Texto para análise:
:::

Neste tipo de discurso misturam-se várias coisas, qual delas a pior. Em primeiro lugar, uma crença imensa na meritocracia, vinda invariavelmente de quem, tendo tido algum sucesso, o atribui apenas às suas capacidades desprezando totalmente as próprias condições de partida e o impacto que a sorte, ou o acaso, desempenha no percurso de cada um. Claro que isto implica, por exemplo, ver quem está desempregado, ou numa situação de pobreza, como alguém que, no fundo, apenas não se esforça o suficiente. Em segundo lugar, uma visão arcaica e profundamente classista da sociedade: quem manda os "mais modestos", que tinham uma vida "simples, mas honrada", quererem mais? Finalmente, uma fé inabalável que o sofrimento não é algo apenas necessário, mas desejável. Uma purga redentora, que se encarregará de criar um novo Portugal.
 
Ou seja, laissez-faire misturado com imobilismo e crença numa qualquer redenção moral. Parece alucinado? Sim, e é mesmo isto que nos governa.

:::

Instruções da tarefa:
Reproduza fielmente o trecho do texto sobre a meritocracia, começando nas palavras "Neste tipo de" e parando depois de "um novo Portugal.".

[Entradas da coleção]

:::

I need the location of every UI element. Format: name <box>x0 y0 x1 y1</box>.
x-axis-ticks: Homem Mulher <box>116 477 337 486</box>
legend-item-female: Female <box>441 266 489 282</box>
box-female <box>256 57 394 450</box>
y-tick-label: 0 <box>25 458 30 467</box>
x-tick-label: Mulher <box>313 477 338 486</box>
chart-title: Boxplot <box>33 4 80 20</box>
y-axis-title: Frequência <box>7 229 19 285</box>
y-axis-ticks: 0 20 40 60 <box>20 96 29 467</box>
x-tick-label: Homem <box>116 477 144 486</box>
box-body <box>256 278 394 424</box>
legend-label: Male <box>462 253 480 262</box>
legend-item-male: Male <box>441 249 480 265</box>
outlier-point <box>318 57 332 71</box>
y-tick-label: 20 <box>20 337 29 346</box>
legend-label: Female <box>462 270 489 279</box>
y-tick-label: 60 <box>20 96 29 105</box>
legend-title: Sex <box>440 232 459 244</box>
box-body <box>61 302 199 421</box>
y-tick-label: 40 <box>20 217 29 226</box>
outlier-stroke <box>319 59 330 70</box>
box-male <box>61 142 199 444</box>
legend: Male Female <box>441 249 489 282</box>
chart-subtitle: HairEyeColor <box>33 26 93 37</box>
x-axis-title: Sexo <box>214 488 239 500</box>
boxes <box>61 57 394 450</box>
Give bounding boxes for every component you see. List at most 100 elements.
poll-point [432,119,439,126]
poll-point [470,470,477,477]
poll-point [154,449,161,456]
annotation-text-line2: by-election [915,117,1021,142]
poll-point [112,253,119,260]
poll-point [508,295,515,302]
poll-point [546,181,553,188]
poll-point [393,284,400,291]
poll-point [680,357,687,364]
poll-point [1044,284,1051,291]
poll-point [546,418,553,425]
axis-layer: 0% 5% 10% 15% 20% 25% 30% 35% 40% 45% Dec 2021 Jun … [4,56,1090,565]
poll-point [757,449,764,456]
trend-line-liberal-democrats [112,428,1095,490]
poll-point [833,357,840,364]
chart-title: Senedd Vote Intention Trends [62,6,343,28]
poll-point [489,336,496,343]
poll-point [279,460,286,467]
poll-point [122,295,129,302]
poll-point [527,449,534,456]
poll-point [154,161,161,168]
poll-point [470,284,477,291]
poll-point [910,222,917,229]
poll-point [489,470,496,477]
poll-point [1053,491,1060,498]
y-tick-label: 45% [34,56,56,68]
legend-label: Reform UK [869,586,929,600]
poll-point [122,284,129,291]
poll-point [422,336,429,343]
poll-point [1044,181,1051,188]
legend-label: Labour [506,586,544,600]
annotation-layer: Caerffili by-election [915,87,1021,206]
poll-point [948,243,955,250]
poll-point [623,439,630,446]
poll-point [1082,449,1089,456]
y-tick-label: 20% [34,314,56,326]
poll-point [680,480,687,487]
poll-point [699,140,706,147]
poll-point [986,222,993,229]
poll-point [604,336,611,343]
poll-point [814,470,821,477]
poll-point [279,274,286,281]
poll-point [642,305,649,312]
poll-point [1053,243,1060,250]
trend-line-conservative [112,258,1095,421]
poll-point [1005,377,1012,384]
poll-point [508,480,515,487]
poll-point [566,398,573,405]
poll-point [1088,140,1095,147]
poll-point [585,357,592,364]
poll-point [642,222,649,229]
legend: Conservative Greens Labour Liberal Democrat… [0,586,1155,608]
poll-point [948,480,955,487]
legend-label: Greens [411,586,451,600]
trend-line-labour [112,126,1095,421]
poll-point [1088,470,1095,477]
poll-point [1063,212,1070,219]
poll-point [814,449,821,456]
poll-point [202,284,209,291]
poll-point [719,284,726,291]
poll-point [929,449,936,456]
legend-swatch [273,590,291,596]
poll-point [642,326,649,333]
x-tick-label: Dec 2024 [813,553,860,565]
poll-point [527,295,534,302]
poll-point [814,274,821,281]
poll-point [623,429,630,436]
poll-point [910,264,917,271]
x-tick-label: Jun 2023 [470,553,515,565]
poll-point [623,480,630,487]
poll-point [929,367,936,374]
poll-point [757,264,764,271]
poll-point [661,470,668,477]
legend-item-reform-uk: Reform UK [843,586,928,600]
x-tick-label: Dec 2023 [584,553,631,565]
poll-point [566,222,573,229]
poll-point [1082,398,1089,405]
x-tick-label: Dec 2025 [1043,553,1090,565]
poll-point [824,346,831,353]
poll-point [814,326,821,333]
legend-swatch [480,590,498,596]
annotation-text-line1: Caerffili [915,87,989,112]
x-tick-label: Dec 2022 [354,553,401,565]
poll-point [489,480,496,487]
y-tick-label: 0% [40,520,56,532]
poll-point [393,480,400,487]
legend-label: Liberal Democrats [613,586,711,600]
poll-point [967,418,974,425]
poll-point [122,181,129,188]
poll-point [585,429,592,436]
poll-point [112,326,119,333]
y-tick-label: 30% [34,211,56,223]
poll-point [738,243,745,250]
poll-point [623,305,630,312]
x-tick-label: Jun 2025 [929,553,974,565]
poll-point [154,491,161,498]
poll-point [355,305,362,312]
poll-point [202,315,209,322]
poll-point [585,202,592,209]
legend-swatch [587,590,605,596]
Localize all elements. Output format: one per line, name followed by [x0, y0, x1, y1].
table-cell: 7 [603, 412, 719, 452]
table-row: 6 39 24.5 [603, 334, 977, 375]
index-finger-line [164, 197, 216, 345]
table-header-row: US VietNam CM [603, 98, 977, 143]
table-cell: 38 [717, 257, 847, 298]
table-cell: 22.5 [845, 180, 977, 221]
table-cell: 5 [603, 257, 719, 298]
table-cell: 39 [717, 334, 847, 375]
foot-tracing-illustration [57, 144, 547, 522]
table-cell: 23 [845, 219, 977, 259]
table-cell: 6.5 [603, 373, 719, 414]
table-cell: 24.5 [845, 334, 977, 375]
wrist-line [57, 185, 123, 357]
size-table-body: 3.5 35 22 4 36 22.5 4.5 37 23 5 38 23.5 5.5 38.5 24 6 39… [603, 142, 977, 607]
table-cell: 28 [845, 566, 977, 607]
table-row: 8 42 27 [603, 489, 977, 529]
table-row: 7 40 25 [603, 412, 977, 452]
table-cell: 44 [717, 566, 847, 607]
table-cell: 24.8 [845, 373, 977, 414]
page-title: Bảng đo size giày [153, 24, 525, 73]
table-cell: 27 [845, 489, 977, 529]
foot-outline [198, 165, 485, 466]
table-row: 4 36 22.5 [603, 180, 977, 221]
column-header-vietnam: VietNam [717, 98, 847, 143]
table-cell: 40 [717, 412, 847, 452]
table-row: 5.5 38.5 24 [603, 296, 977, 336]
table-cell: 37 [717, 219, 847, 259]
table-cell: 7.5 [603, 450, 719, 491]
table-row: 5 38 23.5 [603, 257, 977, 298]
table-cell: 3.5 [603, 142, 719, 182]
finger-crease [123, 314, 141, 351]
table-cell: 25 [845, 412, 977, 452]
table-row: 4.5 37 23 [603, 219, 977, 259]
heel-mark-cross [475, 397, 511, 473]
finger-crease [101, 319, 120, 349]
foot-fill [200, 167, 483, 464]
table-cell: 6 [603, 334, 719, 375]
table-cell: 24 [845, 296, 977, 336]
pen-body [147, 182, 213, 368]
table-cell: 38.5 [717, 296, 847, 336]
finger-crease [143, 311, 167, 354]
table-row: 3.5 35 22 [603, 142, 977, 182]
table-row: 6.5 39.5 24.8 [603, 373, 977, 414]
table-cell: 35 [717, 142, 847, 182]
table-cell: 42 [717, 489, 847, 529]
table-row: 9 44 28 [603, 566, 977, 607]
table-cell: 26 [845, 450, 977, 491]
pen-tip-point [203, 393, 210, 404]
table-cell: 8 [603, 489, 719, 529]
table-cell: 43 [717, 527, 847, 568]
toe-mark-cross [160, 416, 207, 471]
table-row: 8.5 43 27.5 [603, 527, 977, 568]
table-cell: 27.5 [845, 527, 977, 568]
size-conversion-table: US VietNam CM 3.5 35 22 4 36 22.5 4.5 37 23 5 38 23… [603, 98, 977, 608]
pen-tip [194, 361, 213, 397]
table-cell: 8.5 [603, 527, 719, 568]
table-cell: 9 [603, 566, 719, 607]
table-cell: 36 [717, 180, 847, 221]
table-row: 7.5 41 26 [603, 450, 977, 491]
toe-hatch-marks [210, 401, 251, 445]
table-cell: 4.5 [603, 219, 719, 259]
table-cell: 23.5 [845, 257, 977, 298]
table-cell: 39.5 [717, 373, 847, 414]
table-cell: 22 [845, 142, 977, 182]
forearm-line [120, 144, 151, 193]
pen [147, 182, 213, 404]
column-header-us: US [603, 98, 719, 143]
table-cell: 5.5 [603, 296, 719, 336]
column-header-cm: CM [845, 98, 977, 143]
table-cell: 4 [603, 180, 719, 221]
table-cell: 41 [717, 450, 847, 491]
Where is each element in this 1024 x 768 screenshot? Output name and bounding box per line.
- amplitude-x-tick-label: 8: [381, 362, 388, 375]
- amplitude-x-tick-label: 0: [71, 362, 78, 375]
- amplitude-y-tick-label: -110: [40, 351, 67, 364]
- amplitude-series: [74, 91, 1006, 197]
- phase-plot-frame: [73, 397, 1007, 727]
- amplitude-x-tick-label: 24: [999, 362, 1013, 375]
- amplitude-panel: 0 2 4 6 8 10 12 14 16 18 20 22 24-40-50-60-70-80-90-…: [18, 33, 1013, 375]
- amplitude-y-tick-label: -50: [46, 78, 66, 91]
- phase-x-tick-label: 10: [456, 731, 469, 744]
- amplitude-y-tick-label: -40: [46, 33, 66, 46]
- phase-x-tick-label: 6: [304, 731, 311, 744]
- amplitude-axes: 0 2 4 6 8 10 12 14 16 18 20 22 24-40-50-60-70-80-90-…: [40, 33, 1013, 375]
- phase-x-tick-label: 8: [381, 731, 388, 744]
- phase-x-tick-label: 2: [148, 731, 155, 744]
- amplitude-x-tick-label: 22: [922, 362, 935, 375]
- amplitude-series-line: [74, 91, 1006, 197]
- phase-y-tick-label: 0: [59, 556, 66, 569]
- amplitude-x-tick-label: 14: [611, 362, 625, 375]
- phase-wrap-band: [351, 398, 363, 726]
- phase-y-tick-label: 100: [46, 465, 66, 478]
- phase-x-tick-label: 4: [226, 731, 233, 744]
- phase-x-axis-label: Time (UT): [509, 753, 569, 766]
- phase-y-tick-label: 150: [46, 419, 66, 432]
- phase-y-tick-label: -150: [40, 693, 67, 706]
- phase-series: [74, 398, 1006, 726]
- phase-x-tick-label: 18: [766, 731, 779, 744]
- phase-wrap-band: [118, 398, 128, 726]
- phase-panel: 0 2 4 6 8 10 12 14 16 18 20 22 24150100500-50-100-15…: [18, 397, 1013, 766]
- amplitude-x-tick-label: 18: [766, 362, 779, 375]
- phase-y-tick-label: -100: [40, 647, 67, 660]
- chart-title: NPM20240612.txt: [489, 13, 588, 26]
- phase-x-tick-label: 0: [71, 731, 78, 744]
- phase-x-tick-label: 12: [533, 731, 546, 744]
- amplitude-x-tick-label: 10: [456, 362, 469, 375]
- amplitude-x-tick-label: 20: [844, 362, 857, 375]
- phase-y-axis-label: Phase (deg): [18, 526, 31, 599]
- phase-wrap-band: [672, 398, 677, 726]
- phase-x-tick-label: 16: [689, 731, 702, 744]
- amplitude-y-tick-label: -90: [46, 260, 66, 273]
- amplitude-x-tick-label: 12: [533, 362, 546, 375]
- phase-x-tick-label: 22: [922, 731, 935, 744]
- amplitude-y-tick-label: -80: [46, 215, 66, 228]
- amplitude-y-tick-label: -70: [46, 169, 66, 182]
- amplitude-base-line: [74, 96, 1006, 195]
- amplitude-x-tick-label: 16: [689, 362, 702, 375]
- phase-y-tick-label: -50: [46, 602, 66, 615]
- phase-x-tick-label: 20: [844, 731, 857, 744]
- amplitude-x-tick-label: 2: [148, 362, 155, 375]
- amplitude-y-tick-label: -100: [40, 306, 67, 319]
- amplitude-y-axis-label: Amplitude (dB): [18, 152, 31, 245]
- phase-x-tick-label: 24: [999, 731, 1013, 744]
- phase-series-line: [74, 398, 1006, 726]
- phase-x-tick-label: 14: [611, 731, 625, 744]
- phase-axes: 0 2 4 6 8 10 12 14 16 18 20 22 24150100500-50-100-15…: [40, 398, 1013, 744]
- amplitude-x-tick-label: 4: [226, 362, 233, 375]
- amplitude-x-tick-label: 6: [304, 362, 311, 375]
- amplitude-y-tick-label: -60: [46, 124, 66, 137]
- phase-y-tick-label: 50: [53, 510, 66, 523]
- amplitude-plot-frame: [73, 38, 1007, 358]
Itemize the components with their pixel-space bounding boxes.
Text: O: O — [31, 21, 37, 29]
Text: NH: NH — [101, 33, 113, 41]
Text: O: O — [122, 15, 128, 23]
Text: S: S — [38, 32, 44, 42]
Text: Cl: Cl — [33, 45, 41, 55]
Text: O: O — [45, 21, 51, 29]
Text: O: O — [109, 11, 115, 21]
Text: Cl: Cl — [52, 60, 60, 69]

:::

Resposta escrita:
Neste tipo de discurso misturam-se várias coisas, qual delas a pior. Em primeiro lugar, uma crença imensa na meritocracia, vinda invariavelmente de quem, tendo tido algum sucesso, o atribui apenas às suas capacidades desprezando totalmente as próprias condições de partida e o impacto que a sorte, ou o acaso, desempenha no percurso de cada um. Claro que isto implica, por exemplo, ver quem está desempregado, ou numa situação de pobreza, como alguém que, no fundo, apenas não se esforça o suficiente. Em segundo lugar, uma visão arcaica e profundamente classista da sociedade: quem manda os "mais modestos", que tinham uma vida "simples, mas honrada", quererem mais? Finalmente, uma fé inabalável que o sofrimento não é algo apenas necessário, mas desejável. Uma purga redentora, que se encarregará de criar um novo Portugal.